Exercise brief » Determine how many lines below hold the string "title". Reply with the number alone.

Dataset excerpts »
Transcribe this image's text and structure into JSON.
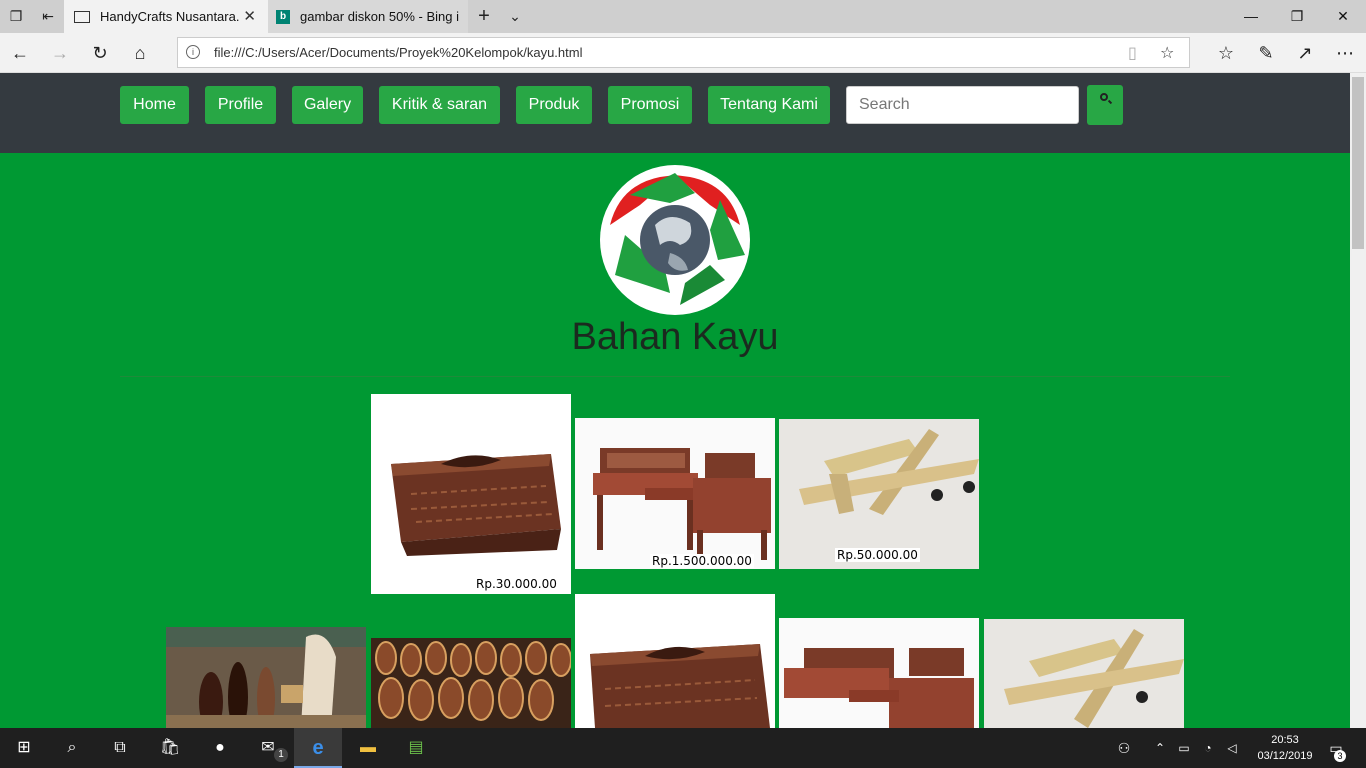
{
  "browser": {
    "tabs": [
      {
        "title": "HandyCrafts Nusantara."
      },
      {
        "title": "gambar diskon 50% - Bing i"
      }
    ],
    "url": "file:///C:/Users/Acer/Documents/Proyek%20Kelompok/kayu.html"
  },
  "nav": {
    "items": [
      "Home",
      "Profile",
      "Galery",
      "Kritik & saran",
      "Produk",
      "Promosi",
      "Tentang Kami"
    ],
    "search_placeholder": "Search"
  },
  "page": {
    "title": "Bahan Kayu"
  },
  "products": {
    "prices": [
      "Rp.30.000.00",
      "Rp.1.500.000.00",
      "Rp.50.000.00"
    ]
  },
  "taskbar": {
    "time": "20:53",
    "date": "03/12/2019",
    "mail_badge": "1",
    "notif_badge": "3"
  },
  "colors": {
    "page_bg": "#009933",
    "navbar_bg": "#343a40",
    "button_bg": "#28a745"
  }
}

Exercise output » 3